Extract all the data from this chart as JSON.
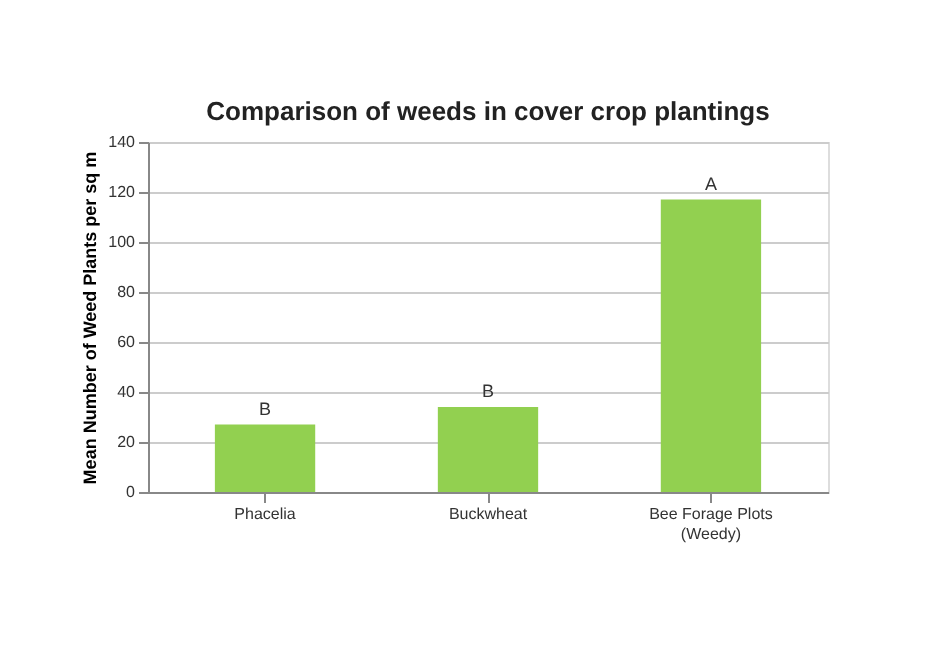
{
  "chart_data": {
    "type": "bar",
    "title": "Comparison of weeds in cover crop plantings",
    "ylabel": "Mean Number of Weed Plants per sq m",
    "categories": [
      "Phacelia",
      "Buckwheat",
      "Bee Forage Plots (Weedy)"
    ],
    "values": [
      27,
      34,
      117
    ],
    "color": "#92d050",
    "ylim": [
      0,
      140
    ],
    "yticks": [
      0,
      20,
      40,
      60,
      80,
      100,
      120,
      140
    ],
    "grid": "y",
    "annotations": [
      {
        "text": "B",
        "x": "Phacelia",
        "y": 27
      },
      {
        "text": "B",
        "x": "Buckwheat",
        "y": 34
      },
      {
        "text": "A",
        "x": "Bee Forage Plots (Weedy)",
        "y": 117
      }
    ]
  }
}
▬▬▬▬▬▬
* _WORK INSTRUCTIONS_: Repeat the data exactly, without the pictures.

* _RESULT FOR THIS EXERCISE_:
Extract all the data from this chart as JSON.
{
  "chart_data": {
    "type": "bar",
    "title": "Comparison of weeds in cover crop plantings",
    "ylabel": "Mean Number of Weed Plants per sq m",
    "categories": [
      "Phacelia",
      "Buckwheat",
      "Bee Forage Plots (Weedy)"
    ],
    "values": [
      27,
      34,
      117
    ],
    "color": "#92d050",
    "ylim": [
      0,
      140
    ],
    "yticks": [
      0,
      20,
      40,
      60,
      80,
      100,
      120,
      140
    ],
    "grid": "y",
    "annotations": [
      {
        "text": "B",
        "x": "Phacelia",
        "y": 27
      },
      {
        "text": "B",
        "x": "Buckwheat",
        "y": 34
      },
      {
        "text": "A",
        "x": "Bee Forage Plots (Weedy)",
        "y": 117
      }
    ]
  }
}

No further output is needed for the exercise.